**Aim:**
Please repeat the records between the line that contains "page-header: [213, 258, 720, 292]" and the line that contains "footer-region: USA: [213, 1154, 249, 1173]", inclusive, without changing them.

**Data supplied:**
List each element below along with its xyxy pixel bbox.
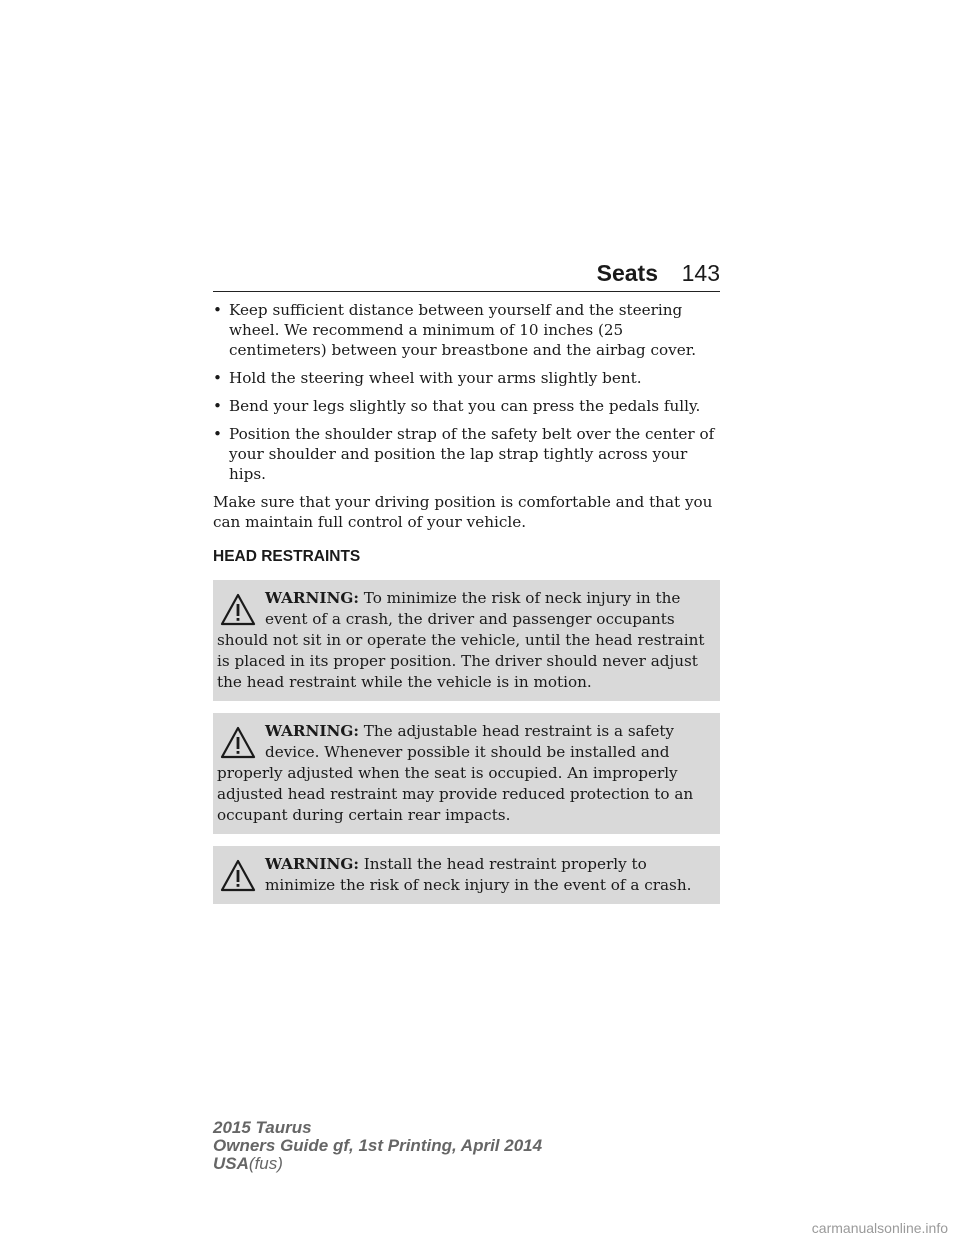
page-header: [213, 258, 720, 292]
footer-edition: Owners Guide gf, 1st Printing, April 2014: [213, 1136, 543, 1155]
bullet-list: [213, 300, 720, 484]
header-divider: [213, 291, 720, 292]
warning-text: To minimize the risk of neck injury in the event of a crash, the driver and passenger occupants should not sit in or operate the vehicle, until the head restraint is placed in its proper position. The driver should never adjust the head restraint while the vehicle is in motion.: [217, 589, 705, 691]
footer-region: USA: [213, 1154, 249, 1173]
body-paragraph: Make sure that your driving position is comfortable and that you can maintain full control of your vehicle.: [213, 493, 713, 531]
bullet-symbol: •: [213, 397, 222, 415]
list-item-text: Bend your legs slightly so that you can press the pedals fully.: [229, 397, 701, 415]
warning-box: [213, 713, 720, 834]
list-item: [213, 424, 720, 484]
list-item-text: Hold the steering wheel with your arms slightly bent.: [229, 369, 642, 387]
warning-box: [213, 846, 720, 904]
section-heading: HEAD RESTRAINTS: [213, 548, 361, 565]
bullet-symbol: •: [213, 369, 222, 387]
warning-label: WARNING:: [265, 722, 359, 740]
page-number: 143: [681, 260, 720, 286]
list-item: [213, 300, 720, 360]
list-item: [213, 368, 720, 388]
bullet-symbol: •: [213, 301, 222, 319]
bullet-symbol: •: [213, 425, 222, 443]
list-item-text: Position the shoulder strap of the safety belt over the center of your shoulder and position the lap strap tightly across your hips.: [229, 425, 715, 483]
list-item: [213, 396, 720, 416]
page-content: [213, 300, 720, 916]
warning-box: [213, 580, 720, 701]
warning-triangle-icon: [219, 858, 257, 894]
page-title: Seats: [596, 260, 658, 286]
warning-triangle-icon: [219, 592, 257, 628]
warning-label: WARNING:: [265, 855, 359, 873]
list-item-text: Keep sufficient distance between yourself and the steering wheel. We recommend a minimum of 10 inches (25 centimeters) between your breastbone and the airbag cover.: [229, 301, 697, 359]
footer-region-code: (fus): [248, 1154, 283, 1173]
footer-model: 2015 Taurus: [213, 1118, 312, 1137]
watermark: carmanualsonline.info: [811, 1220, 948, 1236]
warning-label: WARNING:: [265, 589, 359, 607]
warning-text: The adjustable head restraint is a safety device. Whenever possible it should be installed and properly adjusted when the seat is occupied. An improperly adjusted head restraint may provide reduced protection to an occupant during certain rear impacts.: [217, 722, 694, 824]
document-footer: [213, 1119, 542, 1173]
warning-triangle-icon: [219, 725, 257, 761]
warning-text: Install the head restraint properly to minimize the risk of neck injury in the event of a crash.: [265, 855, 692, 894]
footer-market: [213, 1155, 542, 1173]
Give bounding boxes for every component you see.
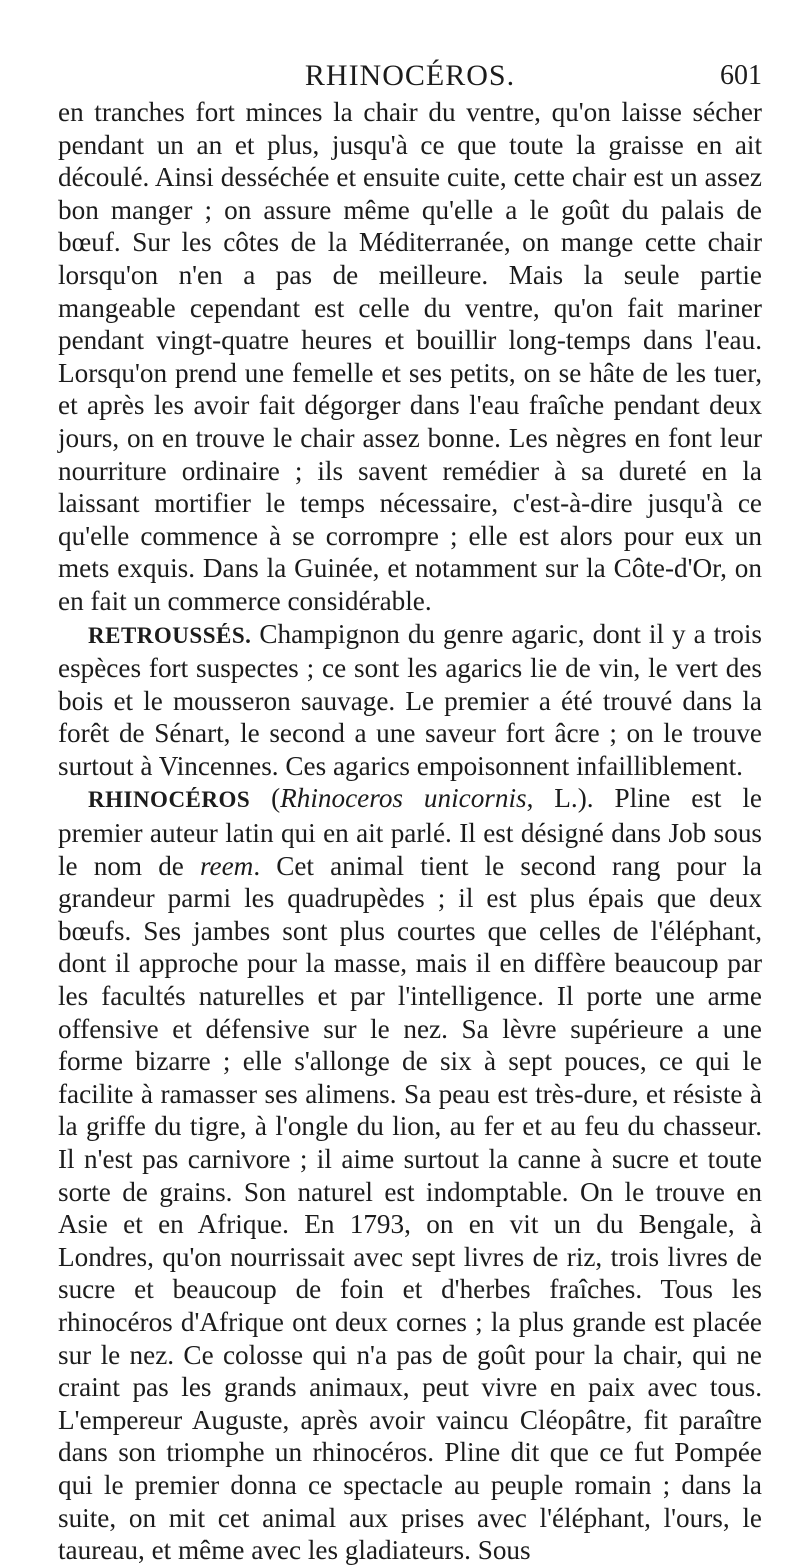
body-text <box>58 96 762 1567</box>
paragraph-text: en tranches fort minces la chair du ventre, qu'on laisse sécher pendant un an et plus, jusqu'à ce que toute la graisse en ait découlé. Ainsi desséchée et ensuite cuite, cette chair est un assez bon manger ; on assure même qu'elle a le goût du palais de bœuf. Sur les côtes de la Méditerranée, on mange cette chair lorsqu'on n'en a pas de meilleure. Mais la seule partie mangeable cependant est celle du ventre, qu'on fait mariner pendant vingt-quatre heures et bouillir long-temps dans l'eau. Lorsqu'on prend une femelle et ses petits, on se hâte de les tuer, et après les avoir fait dégorger dans l'eau fraîche pendant deux jours, on en trouve le chair assez bonne. Les nègres en font leur nourriture ordinaire ; ils savent remédier à sa dureté en la laissant mortifier le temps nécessaire, c'est-à-dire jusqu'à ce qu'elle commence à se corrompre ; elle est alors pour eux un mets exquis. Dans la Guinée, et notamment sur la Côte-d'Or, on en fait un commerce considérable. <box>58 97 762 616</box>
entry-rhinoceros <box>58 782 762 1566</box>
latin-name: Rhinoceros unicornis <box>280 783 527 814</box>
entry-retrousses <box>58 618 762 783</box>
entry-text: Champignon du genre agaric, dont il y a trois espèces fort suspectes ; ce sont les agarics lie de vin, le vert des bois et le mousseron sauvage. Le premier a été trouvé dans la forêt de Sénart, le second a une saveur fort âcre ; on le trouve surtout à Vincennes. Ces agarics empoisonnent infailliblement. <box>58 618 762 781</box>
entry-text-continued: . Cet animal tient le second rang pour la grandeur parmi les quadrupèdes ; il est plus épais que deux bœufs. Ses jambes sont plus courtes que celles de l'éléphant, dont il approche pour la masse, mais il en diffère beaucoup par les facultés naturelles et par l'intelligence. Il porte une arme offensive et défensive sur le nez. Sa lèvre supérieure a une forme bizarre ; elle s'allonge de six à sept pouces, ce qui le facilite à ramasser ses alimens. Sa peau est très-dure, et résiste à la griffe du tigre, à l'ongle du lion, au fer et au feu du chasseur. Il n'est pas carnivore ; il aime surtout la canne à sucre et toute sorte de grains. Son naturel est indomptable. On le trouve en Asie et en Afrique. En 1793, on en vit un du Bengale, à Londres, qu'on nourrissait avec sept livres de riz, trois livres de sucre et beaucoup de foin et d'herbes fraîches. Tous les rhinocéros d'Afrique ont deux cornes ; la plus grande est placée sur le nez. Ce colosse qui n'a pas de goût pour la chair, qui ne craint pas les grands animaux, peut vivre en paix avec tous. L'empereur Auguste, après avoir vaincu Cléopâtre, fit paraître dans son triomphe un rhinocéros. Pline dit que ce fut Pompée qui le premier donna ce spectacle au peuple romain ; dans la suite, on mit cet animal aux prises avec l'éléphant, l'ours, le taureau, et même avec les gladiateurs. Sous <box>58 850 762 1566</box>
running-head <box>58 58 762 94</box>
paragraph-continuation <box>58 96 762 618</box>
running-title: RHINOCÉROS. <box>304 59 516 92</box>
page-number: 601 <box>720 60 762 91</box>
entry-text: Pline est le premier auteur latin qui en ait parlé. Il est désigné dans Job sous le nom de <box>58 783 762 881</box>
entry-headword: RETROUSSÉS. <box>88 622 252 648</box>
hebrew-term: reem <box>199 850 254 881</box>
latin-paren-open: ( <box>250 783 281 814</box>
latin-paren-close: , L.). <box>526 783 594 814</box>
entry-headword: RHINOCÉROS <box>88 787 251 813</box>
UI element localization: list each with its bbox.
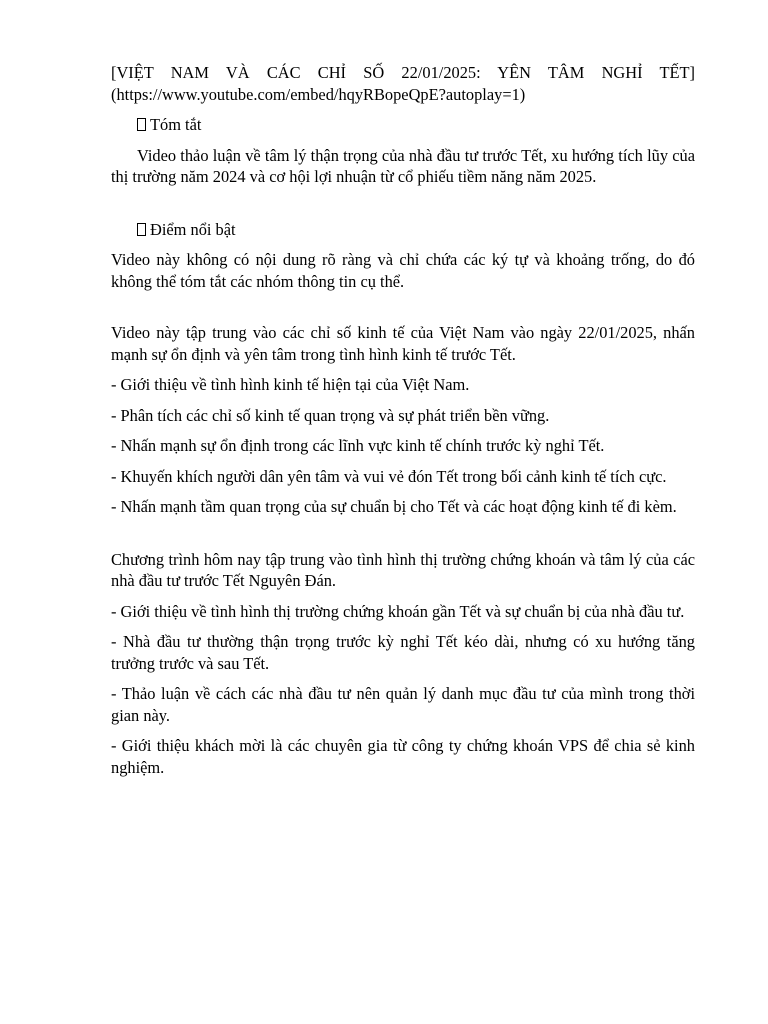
section1-bullet: - Phân tích các chỉ số kinh tế quan trọng và sự phát triển bền vững.	[111, 405, 550, 425]
missing-glyph-icon	[137, 223, 146, 236]
section2-bullet: - Giới thiệu khách mời là các chuyên gia từ công ty chứng khoán VPS để chia sẻ kinh nghiệm.	[111, 736, 695, 777]
section2-bullet: - Nhà đầu tư thường thận trọng trước kỳ nghỉ Tết kéo dài, nhưng có xu hướng tăng trưởng trước và sau Tết.	[111, 632, 695, 673]
document-title: [VIỆT NAM VÀ CÁC CHỈ SỐ 22/01/2025: YÊN TÂM NGHỈ TẾT]	[111, 63, 695, 82]
highlights-heading	[111, 219, 695, 241]
summary-heading-label: Tóm tắt	[150, 115, 202, 134]
section1-intro: Video này tập trung vào các chỉ số kinh tế của Việt Nam vào ngày 22/01/2025, nhấn mạnh sự ổn định và yên tâm trong tình hình kinh tế trước Tết.	[111, 323, 695, 364]
highlights-heading-label: Điểm nổi bật	[150, 219, 236, 239]
summary-text: Video thảo luận về tâm lý thận trọng của nhà đầu tư trước Tết, xu hướng tích lũy của thị trường năm 2024 và cơ hội lợi nhuận từ cổ phiếu tiềm năng năm 2025.	[111, 145, 695, 186]
missing-glyph-icon	[137, 118, 146, 131]
summary-heading	[111, 114, 695, 136]
section2-intro: Chương trình hôm nay tập trung vào tình hình thị trường chứng khoán và tâm lý của các nhà đầu tư trước Tết Nguyên Đán.	[111, 549, 695, 590]
highlights-note: Video này không có nội dung rõ ràng và chỉ chứa các ký tự và khoảng trống, do đó không thể tóm tắt các nhóm thông tin cụ thể.	[111, 250, 695, 291]
section1-bullet: - Khuyến khích người dân yên tâm và vui vẻ đón Tết trong bối cảnh kinh tế tích cực.	[111, 466, 667, 486]
section2-bullet: - Thảo luận về cách các nhà đầu tư nên quản lý danh mục đầu tư của mình trong thời gian này.	[111, 684, 695, 725]
document-page	[111, 62, 695, 778]
section1-bullet: - Nhấn mạnh sự ổn định trong các lĩnh vực kinh tế chính trước kỳ nghỉ Tết.	[111, 436, 605, 455]
section1-bullet: - Nhấn mạnh tầm quan trọng của sự chuẩn bị cho Tết và các hoạt động kinh tế đi kèm.	[111, 497, 677, 516]
document-title-link[interactable]: (https://www.youtube.com/embed/hqyRBopeQpE?autoplay=1)	[111, 84, 526, 104]
section2-bullet: - Giới thiệu về tình hình thị trường chứng khoán gần Tết và sự chuẩn bị của nhà đầu tư.	[111, 601, 685, 621]
section1-bullet: - Giới thiệu về tình hình kinh tế hiện tại của Việt Nam.	[111, 375, 470, 394]
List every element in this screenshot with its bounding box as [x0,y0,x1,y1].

**The completed task:**
page-header: [213, 258, 720, 292]
footer-edition: Owners Guide gf, 1st Printing, April 2014: [213, 1136, 543, 1155]
bullet-list: [213, 300, 720, 484]
header-divider: [213, 291, 720, 292]
warning-text: To minimize the risk of neck injury in the event of a crash, the driver and passenger occupants should not sit in or operate the vehicle, until the head restraint is placed in its proper position. The driver should never adjust the head restraint while the vehicle is in motion.: [217, 589, 705, 691]
footer-region: USA: [213, 1154, 249, 1173]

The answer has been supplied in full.